▸ **WHAT NEEDS TO BE DONE**
Produce the listing below again, exactly as shown.

[start RECORDED INFORMATION]

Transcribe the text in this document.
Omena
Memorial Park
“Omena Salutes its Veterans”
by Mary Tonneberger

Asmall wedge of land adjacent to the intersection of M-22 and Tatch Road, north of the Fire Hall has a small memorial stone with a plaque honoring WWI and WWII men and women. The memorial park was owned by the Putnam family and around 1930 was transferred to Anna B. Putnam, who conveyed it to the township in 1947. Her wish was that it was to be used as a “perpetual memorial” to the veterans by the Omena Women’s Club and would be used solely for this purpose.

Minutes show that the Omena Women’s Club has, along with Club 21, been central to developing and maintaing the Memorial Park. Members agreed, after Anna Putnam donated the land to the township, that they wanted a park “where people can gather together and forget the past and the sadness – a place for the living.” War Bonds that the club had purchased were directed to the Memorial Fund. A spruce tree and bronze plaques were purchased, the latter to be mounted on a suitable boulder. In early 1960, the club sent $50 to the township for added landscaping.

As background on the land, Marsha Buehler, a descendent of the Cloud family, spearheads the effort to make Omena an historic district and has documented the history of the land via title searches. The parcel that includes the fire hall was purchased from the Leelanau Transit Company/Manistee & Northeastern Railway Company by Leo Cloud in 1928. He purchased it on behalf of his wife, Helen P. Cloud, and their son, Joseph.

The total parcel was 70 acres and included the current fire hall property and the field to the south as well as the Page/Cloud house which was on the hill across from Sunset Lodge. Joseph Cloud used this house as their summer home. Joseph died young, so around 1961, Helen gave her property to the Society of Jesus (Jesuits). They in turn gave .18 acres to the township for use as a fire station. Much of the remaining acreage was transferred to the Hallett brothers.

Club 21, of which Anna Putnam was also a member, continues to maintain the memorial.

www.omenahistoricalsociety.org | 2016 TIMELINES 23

[end RECORDED INFORMATION]

▸ **SOLUTION TO THE PROBLEM**
Transcribe the text in this document.
Omena
Memorial Park
“Omena Salutes its Veterans”
by Mary Tonneberger

Asmall wedge of land adjacent to the intersection of M-22 and Tatch Road, north of the Fire Hall has a small memorial stone with a plaque honoring WWI and WWII men and women. The memorial park was owned by the Putnam family and around 1930 was transferred to Anna B. Putnam, who conveyed it to the township in 1947. Her wish was that it was to be used as a “perpetual memorial” to the veterans by the Omena Women’s Club and would be used solely for this purpose.

Minutes show that the Omena Women’s Club has, along with Club 21, been central to developing and maintaing the Memorial Park. Members agreed, after Anna Putnam donated the land to the township, that they wanted a park “where people can gather together and forget the past and the sadness – a place for the living.” War Bonds that the club had purchased were directed to the Memorial Fund. A spruce tree and bronze plaques were purchased, the latter to be mounted on a suitable boulder. In early 1960, the club sent $50 to the township for added landscaping.

As background on the land, Marsha Buehler, a descendent of the Cloud family, spearheads the effort to make Omena an historic district and has documented the history of the land via title searches. The parcel that includes the fire hall was purchased from the Leelanau Transit Company/Manistee & Northeastern Railway Company by Leo Cloud in 1928. He purchased it on behalf of his wife, Helen P. Cloud, and their son, Joseph.

The total parcel was 70 acres and included the current fire hall property and the field to the south as well as the Page/Cloud house which was on the hill across from Sunset Lodge. Joseph Cloud used this house as their summer home. Joseph died young, so around 1961, Helen gave her property to the Society of Jesus (Jesuits). They in turn gave .18 acres to the township for use as a fire station. Much of the remaining acreage was transferred to the Hallett brothers.

Club 21, of which Anna Putnam was also a member, continues to maintain the memorial.

www.omenahistoricalsociety.org | 2016 TIMELINES 23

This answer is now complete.